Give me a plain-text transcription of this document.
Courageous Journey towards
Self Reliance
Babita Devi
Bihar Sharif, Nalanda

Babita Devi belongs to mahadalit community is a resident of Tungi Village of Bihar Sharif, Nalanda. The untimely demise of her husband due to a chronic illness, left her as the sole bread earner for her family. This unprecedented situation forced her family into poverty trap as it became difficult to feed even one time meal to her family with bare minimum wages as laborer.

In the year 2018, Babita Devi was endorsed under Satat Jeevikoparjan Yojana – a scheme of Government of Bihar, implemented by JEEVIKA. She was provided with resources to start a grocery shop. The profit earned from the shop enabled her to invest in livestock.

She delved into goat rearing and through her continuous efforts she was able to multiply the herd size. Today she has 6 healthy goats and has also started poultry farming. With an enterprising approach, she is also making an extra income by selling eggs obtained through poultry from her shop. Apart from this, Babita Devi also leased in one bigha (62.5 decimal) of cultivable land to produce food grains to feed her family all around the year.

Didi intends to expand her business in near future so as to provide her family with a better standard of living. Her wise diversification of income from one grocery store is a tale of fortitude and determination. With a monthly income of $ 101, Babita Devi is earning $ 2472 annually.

Exercise requirements: Return all of the entries exactly as written.

Correct result:
Give me a plain-text transcription of this document.
Courageous Journey towards
Self Reliance
Babita Devi
Bihar Sharif, Nalanda

Babita Devi belongs to mahadalit community is a resident of Tungi Village of Bihar Sharif, Nalanda. The untimely demise of her husband due to a chronic illness, left her as the sole bread earner for her family. This unprecedented situation forced her family into poverty trap as it became difficult to feed even one time meal to her family with bare minimum wages as laborer.

In the year 2018, Babita Devi was endorsed under Satat Jeevikoparjan Yojana – a scheme of Government of Bihar, implemented by JEEVIKA. She was provided with resources to start a grocery shop. The profit earned from the shop enabled her to invest in livestock.

She delved into goat rearing and through her continuous efforts she was able to multiply the herd size. Today she has 6 healthy goats and has also started poultry farming. With an enterprising approach, she is also making an extra income by selling eggs obtained through poultry from her shop. Apart from this, Babita Devi also leased in one bigha (62.5 decimal) of cultivable land to produce food grains to feed her family all around the year.

Didi intends to expand her business in near future so as to provide her family with a better standard of living. Her wise diversification of income from one grocery store is a tale of fortitude and determination. With a monthly income of $ 101, Babita Devi is earning $ 2472 annually.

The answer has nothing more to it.